<<<<
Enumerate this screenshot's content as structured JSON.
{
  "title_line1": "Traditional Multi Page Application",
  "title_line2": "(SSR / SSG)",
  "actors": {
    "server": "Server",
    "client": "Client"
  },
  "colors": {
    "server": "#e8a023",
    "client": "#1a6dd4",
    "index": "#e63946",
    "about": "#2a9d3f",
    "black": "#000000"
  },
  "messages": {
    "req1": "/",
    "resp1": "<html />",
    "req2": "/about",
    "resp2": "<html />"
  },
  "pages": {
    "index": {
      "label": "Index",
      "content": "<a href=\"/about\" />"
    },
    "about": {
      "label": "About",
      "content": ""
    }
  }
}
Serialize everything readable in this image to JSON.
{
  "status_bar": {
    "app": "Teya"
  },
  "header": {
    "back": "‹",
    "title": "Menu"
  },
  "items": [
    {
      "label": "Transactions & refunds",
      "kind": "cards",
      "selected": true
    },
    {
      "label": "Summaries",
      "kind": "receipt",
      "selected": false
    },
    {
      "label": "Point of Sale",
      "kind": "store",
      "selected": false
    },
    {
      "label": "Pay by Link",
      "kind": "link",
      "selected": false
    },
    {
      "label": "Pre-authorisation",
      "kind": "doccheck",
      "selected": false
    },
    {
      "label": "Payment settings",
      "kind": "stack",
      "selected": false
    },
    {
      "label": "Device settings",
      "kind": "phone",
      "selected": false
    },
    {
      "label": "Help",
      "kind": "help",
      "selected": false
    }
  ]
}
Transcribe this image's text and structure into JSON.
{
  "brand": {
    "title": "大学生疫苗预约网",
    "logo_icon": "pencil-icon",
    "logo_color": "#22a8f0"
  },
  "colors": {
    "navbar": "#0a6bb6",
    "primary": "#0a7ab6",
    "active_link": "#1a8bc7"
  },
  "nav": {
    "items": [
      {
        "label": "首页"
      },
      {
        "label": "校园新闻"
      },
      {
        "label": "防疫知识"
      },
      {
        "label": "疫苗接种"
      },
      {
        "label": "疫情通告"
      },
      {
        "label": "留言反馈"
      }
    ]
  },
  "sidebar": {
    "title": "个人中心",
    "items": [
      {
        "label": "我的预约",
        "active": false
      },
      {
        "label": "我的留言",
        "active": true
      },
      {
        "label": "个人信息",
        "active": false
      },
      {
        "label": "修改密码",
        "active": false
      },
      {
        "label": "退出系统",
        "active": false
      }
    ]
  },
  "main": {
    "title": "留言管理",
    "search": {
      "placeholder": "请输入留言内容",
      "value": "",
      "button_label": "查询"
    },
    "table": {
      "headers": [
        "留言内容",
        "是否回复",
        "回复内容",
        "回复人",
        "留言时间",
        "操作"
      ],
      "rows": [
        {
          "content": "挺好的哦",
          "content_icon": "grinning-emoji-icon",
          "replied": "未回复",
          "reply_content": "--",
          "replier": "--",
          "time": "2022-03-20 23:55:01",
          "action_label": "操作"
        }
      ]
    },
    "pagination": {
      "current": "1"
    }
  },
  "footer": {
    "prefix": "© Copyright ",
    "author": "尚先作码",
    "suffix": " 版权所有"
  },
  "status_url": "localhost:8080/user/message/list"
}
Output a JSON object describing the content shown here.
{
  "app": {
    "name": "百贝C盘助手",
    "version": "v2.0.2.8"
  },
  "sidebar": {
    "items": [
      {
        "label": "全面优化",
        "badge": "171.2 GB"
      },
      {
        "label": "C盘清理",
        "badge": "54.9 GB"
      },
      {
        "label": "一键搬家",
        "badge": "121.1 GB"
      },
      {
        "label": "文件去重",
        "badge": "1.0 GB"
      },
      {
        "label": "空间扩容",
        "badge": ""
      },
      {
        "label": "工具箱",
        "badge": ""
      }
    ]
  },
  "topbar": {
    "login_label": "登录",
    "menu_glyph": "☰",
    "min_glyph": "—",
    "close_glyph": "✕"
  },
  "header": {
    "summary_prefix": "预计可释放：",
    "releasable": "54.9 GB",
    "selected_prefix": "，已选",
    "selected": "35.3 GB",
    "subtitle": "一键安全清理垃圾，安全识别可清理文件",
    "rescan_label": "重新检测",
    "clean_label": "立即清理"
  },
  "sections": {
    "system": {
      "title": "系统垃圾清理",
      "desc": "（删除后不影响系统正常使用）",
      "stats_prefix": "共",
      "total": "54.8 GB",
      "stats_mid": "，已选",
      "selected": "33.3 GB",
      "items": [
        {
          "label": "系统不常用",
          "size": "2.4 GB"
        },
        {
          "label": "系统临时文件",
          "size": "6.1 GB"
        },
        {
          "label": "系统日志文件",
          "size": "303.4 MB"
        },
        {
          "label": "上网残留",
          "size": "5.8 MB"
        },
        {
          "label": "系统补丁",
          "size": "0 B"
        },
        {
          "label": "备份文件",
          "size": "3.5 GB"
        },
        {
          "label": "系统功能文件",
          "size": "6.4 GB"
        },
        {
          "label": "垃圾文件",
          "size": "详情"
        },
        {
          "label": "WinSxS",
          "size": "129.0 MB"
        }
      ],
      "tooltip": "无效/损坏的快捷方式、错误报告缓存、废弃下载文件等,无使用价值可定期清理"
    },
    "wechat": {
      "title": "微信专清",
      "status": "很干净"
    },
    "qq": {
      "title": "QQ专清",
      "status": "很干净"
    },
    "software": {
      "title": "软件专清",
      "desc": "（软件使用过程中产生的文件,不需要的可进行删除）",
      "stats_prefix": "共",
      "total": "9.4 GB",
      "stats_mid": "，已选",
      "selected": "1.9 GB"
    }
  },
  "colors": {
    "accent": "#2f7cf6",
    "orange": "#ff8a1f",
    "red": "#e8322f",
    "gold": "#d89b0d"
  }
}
>>>>
Task to complete: Extract, word for word, each line of the listing above.

Solution to the exercise:
Enumerate this screenshot's content as structured JSON.
{
  "title_line1": "Traditional Multi Page Application",
  "title_line2": "(SSR / SSG)",
  "actors": {
    "server": "Server",
    "client": "Client"
  },
  "colors": {
    "server": "#e8a023",
    "client": "#1a6dd4",
    "index": "#e63946",
    "about": "#2a9d3f",
    "black": "#000000"
  },
  "messages": {
    "req1": "/",
    "resp1": "<html />",
    "req2": "/about",
    "resp2": "<html />"
  },
  "pages": {
    "index": {
      "label": "Index",
      "content": "<a href=\"/about\" />"
    },
    "about": {
      "label": "About",
      "content": ""
    }
  }
}
Serialize everything readable in this image to JSON.
{
  "status_bar": {
    "app": "Teya"
  },
  "header": {
    "back": "‹",
    "title": "Menu"
  },
  "items": [
    {
      "label": "Transactions & refunds",
      "kind": "cards",
      "selected": true
    },
    {
      "label": "Summaries",
      "kind": "receipt",
      "selected": false
    },
    {
      "label": "Point of Sale",
      "kind": "store",
      "selected": false
    },
    {
      "label": "Pay by Link",
      "kind": "link",
      "selected": false
    },
    {
      "label": "Pre-authorisation",
      "kind": "doccheck",
      "selected": false
    },
    {
      "label": "Payment settings",
      "kind": "stack",
      "selected": false
    },
    {
      "label": "Device settings",
      "kind": "phone",
      "selected": false
    },
    {
      "label": "Help",
      "kind": "help",
      "selected": false
    }
  ]
}
Transcribe this image's text and structure into JSON.
{
  "brand": {
    "title": "大学生疫苗预约网",
    "logo_icon": "pencil-icon",
    "logo_color": "#22a8f0"
  },
  "colors": {
    "navbar": "#0a6bb6",
    "primary": "#0a7ab6",
    "active_link": "#1a8bc7"
  },
  "nav": {
    "items": [
      {
        "label": "首页"
      },
      {
        "label": "校园新闻"
      },
      {
        "label": "防疫知识"
      },
      {
        "label": "疫苗接种"
      },
      {
        "label": "疫情通告"
      },
      {
        "label": "留言反馈"
      }
    ]
  },
  "sidebar": {
    "title": "个人中心",
    "items": [
      {
        "label": "我的预约",
        "active": false
      },
      {
        "label": "我的留言",
        "active": true
      },
      {
        "label": "个人信息",
        "active": false
      },
      {
        "label": "修改密码",
        "active": false
      },
      {
        "label": "退出系统",
        "active": false
      }
    ]
  },
  "main": {
    "title": "留言管理",
    "search": {
      "placeholder": "请输入留言内容",
      "value": "",
      "button_label": "查询"
    },
    "table": {
      "headers": [
        "留言内容",
        "是否回复",
        "回复内容",
        "回复人",
        "留言时间",
        "操作"
      ],
      "rows": [
        {
          "content": "挺好的哦",
          "content_icon": "grinning-emoji-icon",
          "replied": "未回复",
          "reply_content": "--",
          "replier": "--",
          "time": "2022-03-20 23:55:01",
          "action_label": "操作"
        }
      ]
    },
    "pagination": {
      "current": "1"
    }
  },
  "footer": {
    "prefix": "© Copyright ",
    "author": "尚先作码",
    "suffix": " 版权所有"
  },
  "status_url": "localhost:8080/user/message/list"
}
Output a JSON object describing the content shown here.
{
  "app": {
    "name": "百贝C盘助手",
    "version": "v2.0.2.8"
  },
  "sidebar": {
    "items": [
      {
        "label": "全面优化",
        "badge": "171.2 GB"
      },
      {
        "label": "C盘清理",
        "badge": "54.9 GB"
      },
      {
        "label": "一键搬家",
        "badge": "121.1 GB"
      },
      {
        "label": "文件去重",
        "badge": "1.0 GB"
      },
      {
        "label": "空间扩容",
        "badge": ""
      },
      {
        "label": "工具箱",
        "badge": ""
      }
    ]
  },
  "topbar": {
    "login_label": "登录",
    "menu_glyph": "☰",
    "min_glyph": "—",
    "close_glyph": "✕"
  },
  "header": {
    "summary_prefix": "预计可释放：",
    "releasable": "54.9 GB",
    "selected_prefix": "，已选",
    "selected": "35.3 GB",
    "subtitle": "一键安全清理垃圾，安全识别可清理文件",
    "rescan_label": "重新检测",
    "clean_label": "立即清理"
  },
  "sections": {
    "system": {
      "title": "系统垃圾清理",
      "desc": "（删除后不影响系统正常使用）",
      "stats_prefix": "共",
      "total": "54.8 GB",
      "stats_mid": "，已选",
      "selected": "33.3 GB",
      "items": [
        {
          "label": "系统不常用",
          "size": "2.4 GB"
        },
        {
          "label": "系统临时文件",
          "size": "6.1 GB"
        },
        {
          "label": "系统日志文件",
          "size": "303.4 MB"
        },
        {
          "label": "上网残留",
          "size": "5.8 MB"
        },
        {
          "label": "系统补丁",
          "size": "0 B"
        },
        {
          "label": "备份文件",
          "size": "3.5 GB"
        },
        {
          "label": "系统功能文件",
          "size": "6.4 GB"
        },
        {
          "label": "垃圾文件",
          "size": "详情"
        },
        {
          "label": "WinSxS",
          "size": "129.0 MB"
        }
      ],
      "tooltip": "无效/损坏的快捷方式、错误报告缓存、废弃下载文件等,无使用价值可定期清理"
    },
    "wechat": {
      "title": "微信专清",
      "status": "很干净"
    },
    "qq": {
      "title": "QQ专清",
      "status": "很干净"
    },
    "software": {
      "title": "软件专清",
      "desc": "（软件使用过程中产生的文件,不需要的可进行删除）",
      "stats_prefix": "共",
      "total": "9.4 GB",
      "stats_mid": "，已选",
      "selected": "1.9 GB"
    }
  },
  "colors": {
    "accent": "#2f7cf6",
    "orange": "#ff8a1f",
    "red": "#e8322f",
    "gold": "#d89b0d"
  }
}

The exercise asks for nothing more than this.